Aim of the exercise ▸ Print out every line, exactly as written.

A block of data ▸
** Start **
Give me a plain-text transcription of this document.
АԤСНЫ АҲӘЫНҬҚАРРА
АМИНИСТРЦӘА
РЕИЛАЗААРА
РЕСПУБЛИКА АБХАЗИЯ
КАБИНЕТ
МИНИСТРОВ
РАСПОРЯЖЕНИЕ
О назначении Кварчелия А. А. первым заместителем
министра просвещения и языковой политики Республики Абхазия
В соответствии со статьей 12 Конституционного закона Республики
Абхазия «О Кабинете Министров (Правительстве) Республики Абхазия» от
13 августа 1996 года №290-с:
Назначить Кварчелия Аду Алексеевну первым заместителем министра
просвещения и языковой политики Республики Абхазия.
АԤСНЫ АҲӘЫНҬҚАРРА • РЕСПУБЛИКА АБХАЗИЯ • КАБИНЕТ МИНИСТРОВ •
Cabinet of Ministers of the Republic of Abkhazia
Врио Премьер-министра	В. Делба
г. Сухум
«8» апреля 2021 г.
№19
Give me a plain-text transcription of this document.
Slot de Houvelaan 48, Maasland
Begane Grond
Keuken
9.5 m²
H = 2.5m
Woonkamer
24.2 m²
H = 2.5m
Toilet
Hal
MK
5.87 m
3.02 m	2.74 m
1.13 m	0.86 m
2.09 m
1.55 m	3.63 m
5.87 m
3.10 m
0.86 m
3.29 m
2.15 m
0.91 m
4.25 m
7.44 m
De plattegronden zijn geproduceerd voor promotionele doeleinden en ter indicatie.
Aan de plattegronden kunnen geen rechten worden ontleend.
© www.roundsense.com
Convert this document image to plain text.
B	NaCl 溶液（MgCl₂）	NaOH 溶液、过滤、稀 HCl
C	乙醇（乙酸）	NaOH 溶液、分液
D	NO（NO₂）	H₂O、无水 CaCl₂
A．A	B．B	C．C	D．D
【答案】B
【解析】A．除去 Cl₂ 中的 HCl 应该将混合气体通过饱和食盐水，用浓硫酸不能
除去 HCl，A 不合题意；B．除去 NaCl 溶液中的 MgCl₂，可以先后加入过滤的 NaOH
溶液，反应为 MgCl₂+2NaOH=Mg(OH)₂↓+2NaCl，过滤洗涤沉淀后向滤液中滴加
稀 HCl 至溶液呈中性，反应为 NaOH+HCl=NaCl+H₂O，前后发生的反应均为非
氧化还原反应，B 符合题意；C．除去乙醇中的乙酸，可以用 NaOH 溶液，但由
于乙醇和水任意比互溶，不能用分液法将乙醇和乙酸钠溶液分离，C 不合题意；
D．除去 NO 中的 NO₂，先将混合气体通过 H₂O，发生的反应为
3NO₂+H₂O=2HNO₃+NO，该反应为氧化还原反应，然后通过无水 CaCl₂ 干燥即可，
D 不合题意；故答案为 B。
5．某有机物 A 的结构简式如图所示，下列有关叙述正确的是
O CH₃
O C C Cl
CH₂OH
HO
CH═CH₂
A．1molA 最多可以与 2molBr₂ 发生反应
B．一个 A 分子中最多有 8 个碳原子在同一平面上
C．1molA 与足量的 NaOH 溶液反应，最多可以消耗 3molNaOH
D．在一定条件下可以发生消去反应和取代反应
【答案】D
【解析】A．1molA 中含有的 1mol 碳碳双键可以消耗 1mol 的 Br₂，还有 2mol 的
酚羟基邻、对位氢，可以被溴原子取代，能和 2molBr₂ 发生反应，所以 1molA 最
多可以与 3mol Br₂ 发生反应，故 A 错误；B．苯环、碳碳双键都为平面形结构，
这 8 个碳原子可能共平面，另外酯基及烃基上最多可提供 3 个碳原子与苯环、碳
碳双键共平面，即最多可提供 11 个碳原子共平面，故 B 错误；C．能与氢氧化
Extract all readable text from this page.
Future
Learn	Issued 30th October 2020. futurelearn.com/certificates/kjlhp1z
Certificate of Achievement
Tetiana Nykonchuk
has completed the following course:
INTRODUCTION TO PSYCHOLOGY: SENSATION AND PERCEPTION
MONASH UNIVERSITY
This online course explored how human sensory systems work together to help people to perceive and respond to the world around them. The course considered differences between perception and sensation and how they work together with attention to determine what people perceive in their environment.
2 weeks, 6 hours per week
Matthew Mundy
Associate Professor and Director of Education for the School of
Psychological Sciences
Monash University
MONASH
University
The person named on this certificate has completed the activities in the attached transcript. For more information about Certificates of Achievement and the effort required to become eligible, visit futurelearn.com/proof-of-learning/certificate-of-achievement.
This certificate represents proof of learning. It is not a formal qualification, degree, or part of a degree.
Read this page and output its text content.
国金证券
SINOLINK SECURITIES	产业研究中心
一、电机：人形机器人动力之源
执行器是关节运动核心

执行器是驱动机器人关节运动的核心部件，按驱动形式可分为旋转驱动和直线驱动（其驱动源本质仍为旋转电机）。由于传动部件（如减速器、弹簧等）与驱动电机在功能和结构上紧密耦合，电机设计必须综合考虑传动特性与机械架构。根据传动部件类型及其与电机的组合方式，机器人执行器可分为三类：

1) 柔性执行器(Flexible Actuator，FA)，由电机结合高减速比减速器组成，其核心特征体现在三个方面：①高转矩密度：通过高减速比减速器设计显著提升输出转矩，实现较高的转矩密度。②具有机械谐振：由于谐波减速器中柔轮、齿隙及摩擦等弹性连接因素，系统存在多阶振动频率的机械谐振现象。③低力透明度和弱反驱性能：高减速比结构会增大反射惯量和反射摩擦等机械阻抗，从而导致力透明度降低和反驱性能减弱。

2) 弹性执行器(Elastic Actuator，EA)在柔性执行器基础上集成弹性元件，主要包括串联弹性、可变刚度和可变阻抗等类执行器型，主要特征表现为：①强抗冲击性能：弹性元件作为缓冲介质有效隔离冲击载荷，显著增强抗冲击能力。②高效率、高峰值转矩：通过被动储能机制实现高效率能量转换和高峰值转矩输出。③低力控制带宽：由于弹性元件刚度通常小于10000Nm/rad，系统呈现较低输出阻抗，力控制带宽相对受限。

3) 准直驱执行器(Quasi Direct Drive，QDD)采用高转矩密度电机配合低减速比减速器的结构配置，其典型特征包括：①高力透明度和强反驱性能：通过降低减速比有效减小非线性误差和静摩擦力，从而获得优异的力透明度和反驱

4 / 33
** End **
Exercise answer ▸
Give me a plain-text transcription of this document.
АԤСНЫ АҲӘЫНҬҚАРРА
АМИНИСТРЦӘА
РЕИЛАЗААРА
РЕСПУБЛИКА АБХАЗИЯ
КАБИНЕТ
МИНИСТРОВ
РАСПОРЯЖЕНИЕ
О назначении Кварчелия А. А. первым заместителем
министра просвещения и языковой политики Республики Абхазия
В соответствии со статьей 12 Конституционного закона Республики
Абхазия «О Кабинете Министров (Правительстве) Республики Абхазия» от
13 августа 1996 года №290-с:
Назначить Кварчелия Аду Алексеевну первым заместителем министра
просвещения и языковой политики Республики Абхазия.
АԤСНЫ АҲӘЫНҬҚАРРА • РЕСПУБЛИКА АБХАЗИЯ • КАБИНЕТ МИНИСТРОВ •
Cabinet of Ministers of the Republic of Abkhazia
Врио Премьер-министра	В. Делба
г. Сухум
«8» апреля 2021 г.
№19
Give me a plain-text transcription of this document.
Slot de Houvelaan 48, Maasland
Begane Grond
Keuken
9.5 m²
H = 2.5m
Woonkamer
24.2 m²
H = 2.5m
Toilet
Hal
MK
5.87 m
3.02 m	2.74 m
1.13 m	0.86 m
2.09 m
1.55 m	3.63 m
5.87 m
3.10 m
0.86 m
3.29 m
2.15 m
0.91 m
4.25 m
7.44 m
De plattegronden zijn geproduceerd voor promotionele doeleinden en ter indicatie.
Aan de plattegronden kunnen geen rechten worden ontleend.
© www.roundsense.com
Convert this document image to plain text.
B	NaCl 溶液（MgCl₂）	NaOH 溶液、过滤、稀 HCl
C	乙醇（乙酸）	NaOH 溶液、分液
D	NO（NO₂）	H₂O、无水 CaCl₂
A．A	B．B	C．C	D．D
【答案】B
【解析】A．除去 Cl₂ 中的 HCl 应该将混合气体通过饱和食盐水，用浓硫酸不能
除去 HCl，A 不合题意；B．除去 NaCl 溶液中的 MgCl₂，可以先后加入过滤的 NaOH
溶液，反应为 MgCl₂+2NaOH=Mg(OH)₂↓+2NaCl，过滤洗涤沉淀后向滤液中滴加
稀 HCl 至溶液呈中性，反应为 NaOH+HCl=NaCl+H₂O，前后发生的反应均为非
氧化还原反应，B 符合题意；C．除去乙醇中的乙酸，可以用 NaOH 溶液，但由
于乙醇和水任意比互溶，不能用分液法将乙醇和乙酸钠溶液分离，C 不合题意；
D．除去 NO 中的 NO₂，先将混合气体通过 H₂O，发生的反应为
3NO₂+H₂O=2HNO₃+NO，该反应为氧化还原反应，然后通过无水 CaCl₂ 干燥即可，
D 不合题意；故答案为 B。
5．某有机物 A 的结构简式如图所示，下列有关叙述正确的是
O CH₃
O C C Cl
CH₂OH
HO
CH═CH₂
A．1molA 最多可以与 2molBr₂ 发生反应
B．一个 A 分子中最多有 8 个碳原子在同一平面上
C．1molA 与足量的 NaOH 溶液反应，最多可以消耗 3molNaOH
D．在一定条件下可以发生消去反应和取代反应
【答案】D
【解析】A．1molA 中含有的 1mol 碳碳双键可以消耗 1mol 的 Br₂，还有 2mol 的
酚羟基邻、对位氢，可以被溴原子取代，能和 2molBr₂ 发生反应，所以 1molA 最
多可以与 3mol Br₂ 发生反应，故 A 错误；B．苯环、碳碳双键都为平面形结构，
这 8 个碳原子可能共平面，另外酯基及烃基上最多可提供 3 个碳原子与苯环、碳
碳双键共平面，即最多可提供 11 个碳原子共平面，故 B 错误；C．能与氢氧化
Extract all readable text from this page.
Future
Learn	Issued 30th October 2020. futurelearn.com/certificates/kjlhp1z
Certificate of Achievement
Tetiana Nykonchuk
has completed the following course:
INTRODUCTION TO PSYCHOLOGY: SENSATION AND PERCEPTION
MONASH UNIVERSITY
This online course explored how human sensory systems work together to help people to perceive and respond to the world around them. The course considered differences between perception and sensation and how they work together with attention to determine what people perceive in their environment.
2 weeks, 6 hours per week
Matthew Mundy
Associate Professor and Director of Education for the School of
Psychological Sciences
Monash University
MONASH
University
The person named on this certificate has completed the activities in the attached transcript. For more information about Certificates of Achievement and the effort required to become eligible, visit futurelearn.com/proof-of-learning/certificate-of-achievement.
This certificate represents proof of learning. It is not a formal qualification, degree, or part of a degree.
Read this page and output its text content.
国金证券
SINOLINK SECURITIES	产业研究中心
一、电机：人形机器人动力之源
执行器是关节运动核心

执行器是驱动机器人关节运动的核心部件，按驱动形式可分为旋转驱动和直线驱动（其驱动源本质仍为旋转电机）。由于传动部件（如减速器、弹簧等）与驱动电机在功能和结构上紧密耦合，电机设计必须综合考虑传动特性与机械架构。根据传动部件类型及其与电机的组合方式，机器人执行器可分为三类：

1) 柔性执行器(Flexible Actuator，FA)，由电机结合高减速比减速器组成，其核心特征体现在三个方面：①高转矩密度：通过高减速比减速器设计显著提升输出转矩，实现较高的转矩密度。②具有机械谐振：由于谐波减速器中柔轮、齿隙及摩擦等弹性连接因素，系统存在多阶振动频率的机械谐振现象。③低力透明度和弱反驱性能：高减速比结构会增大反射惯量和反射摩擦等机械阻抗，从而导致力透明度降低和反驱性能减弱。

2) 弹性执行器(Elastic Actuator，EA)在柔性执行器基础上集成弹性元件，主要包括串联弹性、可变刚度和可变阻抗等类执行器型，主要特征表现为：①强抗冲击性能：弹性元件作为缓冲介质有效隔离冲击载荷，显著增强抗冲击能力。②高效率、高峰值转矩：通过被动储能机制实现高效率能量转换和高峰值转矩输出。③低力控制带宽：由于弹性元件刚度通常小于10000Nm/rad，系统呈现较低输出阻抗，力控制带宽相对受限。

3) 准直驱执行器(Quasi Direct Drive，QDD)采用高转矩密度电机配合低减速比减速器的结构配置，其典型特征包括：①高力透明度和强反驱性能：通过降低减速比有效减小非线性误差和静摩擦力，从而获得优异的力透明度和反驱

4 / 33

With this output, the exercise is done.